▶ [TASK BRIEF]: Which lines have the string "質問と回答"? Copy all of them from the entries below.

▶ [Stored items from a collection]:
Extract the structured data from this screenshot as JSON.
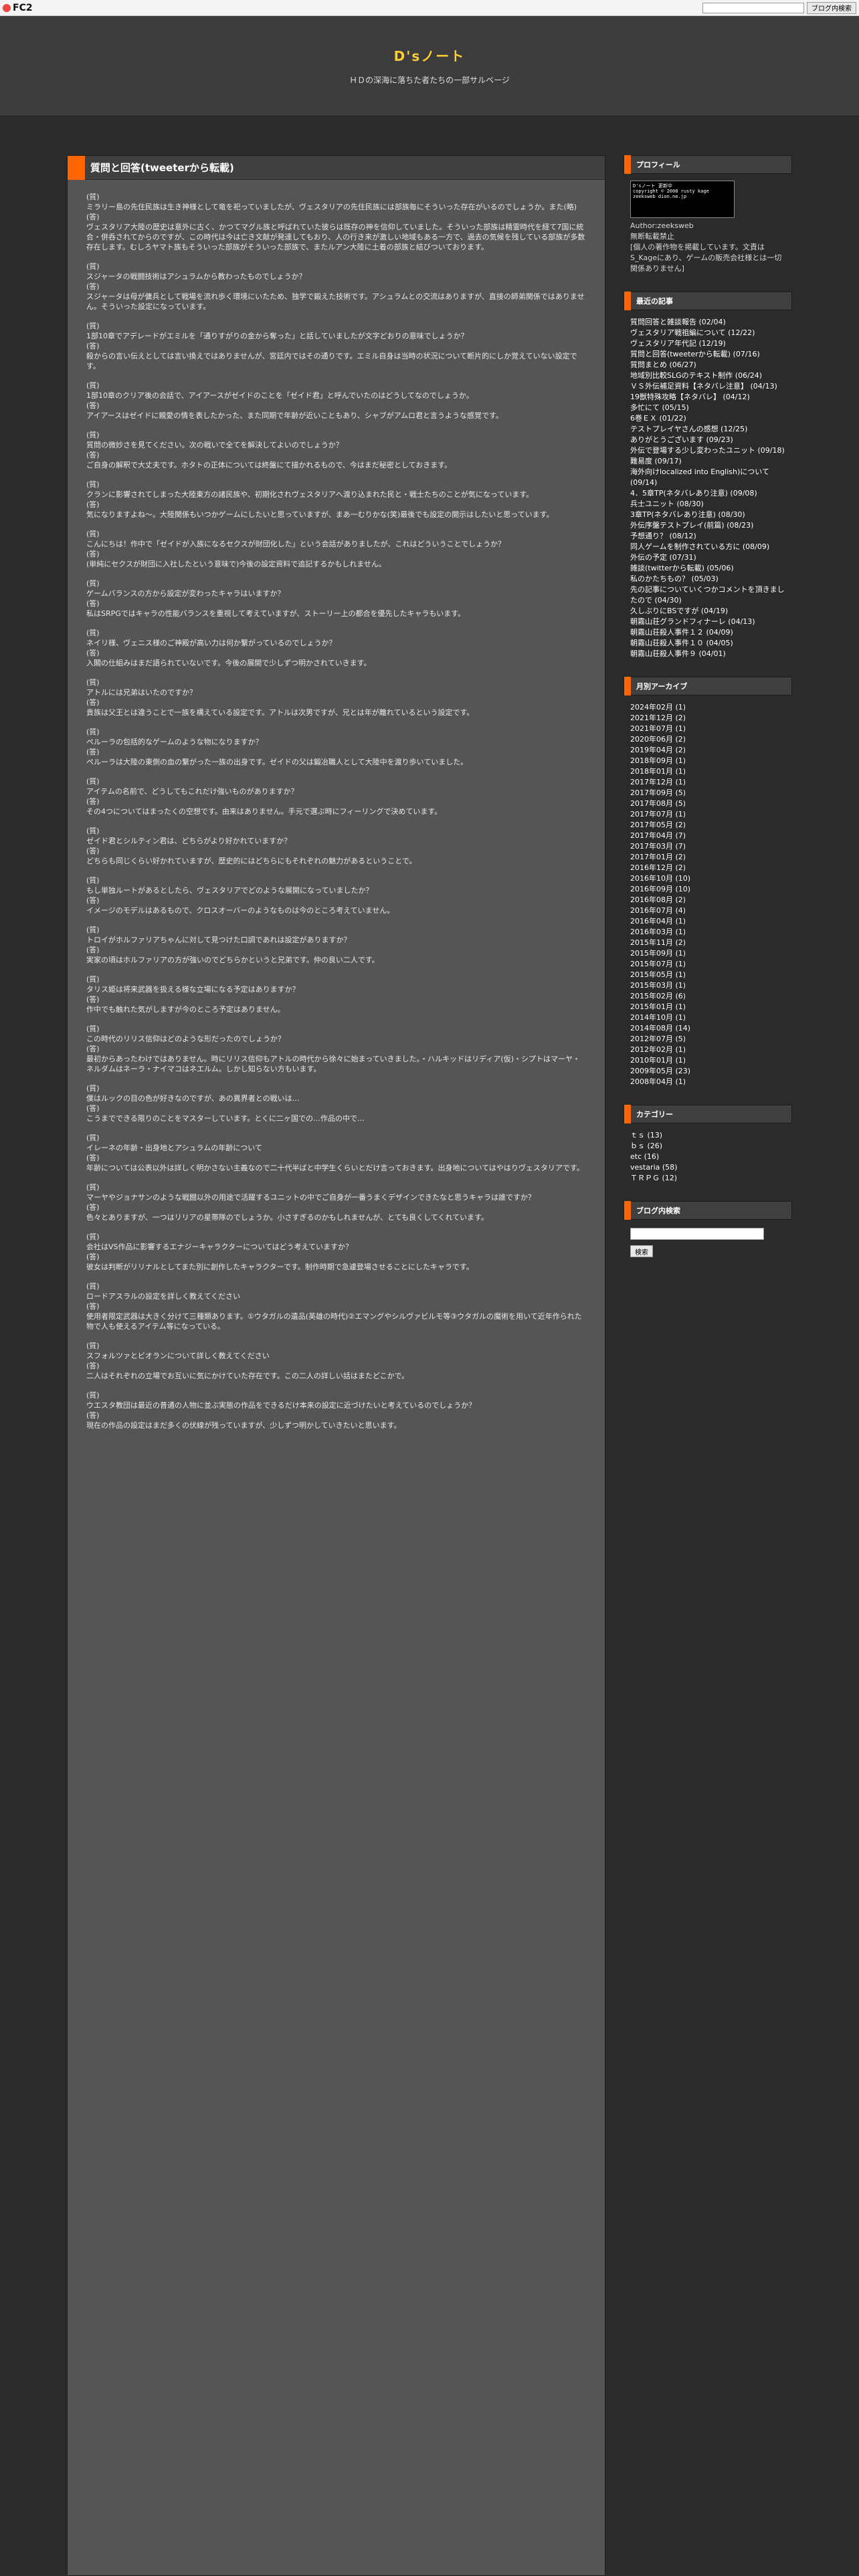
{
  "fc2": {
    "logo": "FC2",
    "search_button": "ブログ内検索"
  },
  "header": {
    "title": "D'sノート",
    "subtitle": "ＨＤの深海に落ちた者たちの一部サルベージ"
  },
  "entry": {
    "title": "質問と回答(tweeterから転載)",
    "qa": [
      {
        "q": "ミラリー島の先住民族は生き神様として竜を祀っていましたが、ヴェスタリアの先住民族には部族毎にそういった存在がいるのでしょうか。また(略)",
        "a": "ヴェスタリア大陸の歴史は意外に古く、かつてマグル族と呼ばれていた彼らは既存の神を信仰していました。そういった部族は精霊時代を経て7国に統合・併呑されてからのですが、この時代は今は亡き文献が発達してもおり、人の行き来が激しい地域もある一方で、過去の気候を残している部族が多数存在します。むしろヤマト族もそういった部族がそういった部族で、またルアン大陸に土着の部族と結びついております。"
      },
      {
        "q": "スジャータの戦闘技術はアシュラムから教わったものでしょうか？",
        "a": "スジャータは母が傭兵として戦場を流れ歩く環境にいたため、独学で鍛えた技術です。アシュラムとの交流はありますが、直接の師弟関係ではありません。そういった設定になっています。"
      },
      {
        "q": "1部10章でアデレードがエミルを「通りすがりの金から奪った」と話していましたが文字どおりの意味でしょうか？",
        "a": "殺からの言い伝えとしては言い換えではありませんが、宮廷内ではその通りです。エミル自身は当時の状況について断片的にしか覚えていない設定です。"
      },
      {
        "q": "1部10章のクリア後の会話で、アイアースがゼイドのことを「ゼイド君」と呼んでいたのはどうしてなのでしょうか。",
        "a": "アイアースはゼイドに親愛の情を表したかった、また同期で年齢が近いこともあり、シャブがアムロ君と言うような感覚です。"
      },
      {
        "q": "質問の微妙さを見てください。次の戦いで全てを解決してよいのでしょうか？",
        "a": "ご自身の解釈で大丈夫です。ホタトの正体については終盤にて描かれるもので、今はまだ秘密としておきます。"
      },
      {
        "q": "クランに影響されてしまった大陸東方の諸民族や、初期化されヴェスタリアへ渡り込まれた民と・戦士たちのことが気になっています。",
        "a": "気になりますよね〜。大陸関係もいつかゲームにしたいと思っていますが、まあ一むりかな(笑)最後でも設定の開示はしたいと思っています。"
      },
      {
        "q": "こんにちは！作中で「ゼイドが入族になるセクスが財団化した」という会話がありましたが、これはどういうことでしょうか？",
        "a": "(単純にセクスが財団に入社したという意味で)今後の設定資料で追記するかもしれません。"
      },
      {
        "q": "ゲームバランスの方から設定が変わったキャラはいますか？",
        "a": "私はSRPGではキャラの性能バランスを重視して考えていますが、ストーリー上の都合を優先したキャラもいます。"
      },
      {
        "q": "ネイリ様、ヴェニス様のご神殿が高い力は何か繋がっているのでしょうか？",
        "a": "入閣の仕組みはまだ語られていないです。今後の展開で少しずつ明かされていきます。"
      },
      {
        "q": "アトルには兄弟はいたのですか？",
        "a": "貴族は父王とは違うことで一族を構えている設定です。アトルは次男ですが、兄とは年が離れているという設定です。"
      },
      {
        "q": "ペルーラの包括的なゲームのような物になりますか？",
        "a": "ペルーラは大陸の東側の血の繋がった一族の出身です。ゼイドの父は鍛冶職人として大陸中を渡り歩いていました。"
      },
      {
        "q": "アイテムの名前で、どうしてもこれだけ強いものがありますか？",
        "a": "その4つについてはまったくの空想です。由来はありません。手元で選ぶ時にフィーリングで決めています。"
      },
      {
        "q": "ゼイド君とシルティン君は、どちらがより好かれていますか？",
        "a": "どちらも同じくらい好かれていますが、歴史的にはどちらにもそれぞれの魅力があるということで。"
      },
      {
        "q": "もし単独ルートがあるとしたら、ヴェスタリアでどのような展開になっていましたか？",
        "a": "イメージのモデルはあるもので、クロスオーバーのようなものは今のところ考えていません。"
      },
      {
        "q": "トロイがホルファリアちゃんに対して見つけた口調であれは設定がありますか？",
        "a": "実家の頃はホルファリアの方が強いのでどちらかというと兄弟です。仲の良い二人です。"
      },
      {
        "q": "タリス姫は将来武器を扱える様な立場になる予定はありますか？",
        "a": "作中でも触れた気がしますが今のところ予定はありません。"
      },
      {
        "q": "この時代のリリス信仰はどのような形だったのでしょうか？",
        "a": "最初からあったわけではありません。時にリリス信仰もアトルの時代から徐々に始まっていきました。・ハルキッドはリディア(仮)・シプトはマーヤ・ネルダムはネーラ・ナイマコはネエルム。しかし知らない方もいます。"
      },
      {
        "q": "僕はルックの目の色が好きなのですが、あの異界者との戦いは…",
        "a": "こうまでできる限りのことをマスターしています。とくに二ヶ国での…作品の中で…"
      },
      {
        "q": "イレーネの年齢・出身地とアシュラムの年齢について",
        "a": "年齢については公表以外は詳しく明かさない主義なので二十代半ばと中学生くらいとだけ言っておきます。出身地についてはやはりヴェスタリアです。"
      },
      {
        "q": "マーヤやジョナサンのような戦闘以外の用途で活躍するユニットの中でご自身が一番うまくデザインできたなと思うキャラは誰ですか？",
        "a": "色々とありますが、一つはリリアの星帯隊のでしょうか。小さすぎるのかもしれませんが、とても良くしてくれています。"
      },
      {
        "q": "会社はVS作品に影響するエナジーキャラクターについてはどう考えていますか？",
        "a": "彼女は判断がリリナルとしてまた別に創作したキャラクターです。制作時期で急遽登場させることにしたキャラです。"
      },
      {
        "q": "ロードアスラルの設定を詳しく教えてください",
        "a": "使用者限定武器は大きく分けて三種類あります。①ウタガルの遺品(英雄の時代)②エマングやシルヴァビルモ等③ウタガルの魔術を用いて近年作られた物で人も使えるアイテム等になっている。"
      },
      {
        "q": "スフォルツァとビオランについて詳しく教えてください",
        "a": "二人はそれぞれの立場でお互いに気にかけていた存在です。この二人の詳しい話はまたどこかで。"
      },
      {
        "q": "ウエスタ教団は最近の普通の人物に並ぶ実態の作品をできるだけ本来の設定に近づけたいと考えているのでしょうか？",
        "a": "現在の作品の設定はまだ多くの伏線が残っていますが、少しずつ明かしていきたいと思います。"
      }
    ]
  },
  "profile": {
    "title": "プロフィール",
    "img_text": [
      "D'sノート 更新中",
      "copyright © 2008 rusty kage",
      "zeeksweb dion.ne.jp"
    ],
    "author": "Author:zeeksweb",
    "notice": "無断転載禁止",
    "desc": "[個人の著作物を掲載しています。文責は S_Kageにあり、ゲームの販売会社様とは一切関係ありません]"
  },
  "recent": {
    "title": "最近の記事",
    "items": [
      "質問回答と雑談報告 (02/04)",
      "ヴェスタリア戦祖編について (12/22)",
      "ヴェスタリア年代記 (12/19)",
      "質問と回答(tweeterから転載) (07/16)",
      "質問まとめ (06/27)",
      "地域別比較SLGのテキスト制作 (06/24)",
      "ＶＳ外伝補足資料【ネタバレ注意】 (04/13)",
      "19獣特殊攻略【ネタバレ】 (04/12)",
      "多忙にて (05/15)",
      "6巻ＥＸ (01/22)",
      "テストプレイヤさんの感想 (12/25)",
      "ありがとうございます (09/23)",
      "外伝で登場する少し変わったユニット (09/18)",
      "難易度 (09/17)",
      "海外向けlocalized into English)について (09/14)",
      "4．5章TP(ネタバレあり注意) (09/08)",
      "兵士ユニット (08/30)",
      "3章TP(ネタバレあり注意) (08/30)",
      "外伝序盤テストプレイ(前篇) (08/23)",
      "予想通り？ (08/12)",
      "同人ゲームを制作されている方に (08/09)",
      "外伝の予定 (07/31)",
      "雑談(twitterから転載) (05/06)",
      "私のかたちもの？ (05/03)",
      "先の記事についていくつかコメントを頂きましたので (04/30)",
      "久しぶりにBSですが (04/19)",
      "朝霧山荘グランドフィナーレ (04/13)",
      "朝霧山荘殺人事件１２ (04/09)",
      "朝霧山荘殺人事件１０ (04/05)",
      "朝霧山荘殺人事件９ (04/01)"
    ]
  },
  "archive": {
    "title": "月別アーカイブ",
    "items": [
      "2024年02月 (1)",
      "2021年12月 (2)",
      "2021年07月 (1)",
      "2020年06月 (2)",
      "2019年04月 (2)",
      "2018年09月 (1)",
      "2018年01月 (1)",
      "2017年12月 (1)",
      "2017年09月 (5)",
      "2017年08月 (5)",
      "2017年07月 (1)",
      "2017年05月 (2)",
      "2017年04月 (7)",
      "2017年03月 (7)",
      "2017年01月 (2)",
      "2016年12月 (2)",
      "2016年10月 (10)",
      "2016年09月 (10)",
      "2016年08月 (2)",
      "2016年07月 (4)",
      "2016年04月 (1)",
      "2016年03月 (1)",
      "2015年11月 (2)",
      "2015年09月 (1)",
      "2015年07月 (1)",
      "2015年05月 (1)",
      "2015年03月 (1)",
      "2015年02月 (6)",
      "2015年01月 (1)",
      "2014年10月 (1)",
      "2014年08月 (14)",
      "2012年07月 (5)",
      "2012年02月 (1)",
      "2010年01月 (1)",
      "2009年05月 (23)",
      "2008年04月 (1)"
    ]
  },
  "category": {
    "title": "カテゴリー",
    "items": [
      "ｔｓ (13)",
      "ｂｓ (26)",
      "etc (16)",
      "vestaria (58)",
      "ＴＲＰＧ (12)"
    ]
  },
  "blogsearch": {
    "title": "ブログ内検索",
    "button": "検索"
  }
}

▶ [OUTPUT OF THE EXERCISE]:
    "title": "質問と回答(tweeterから転載)",
      "質問と回答(tweeterから転載) (07/16)",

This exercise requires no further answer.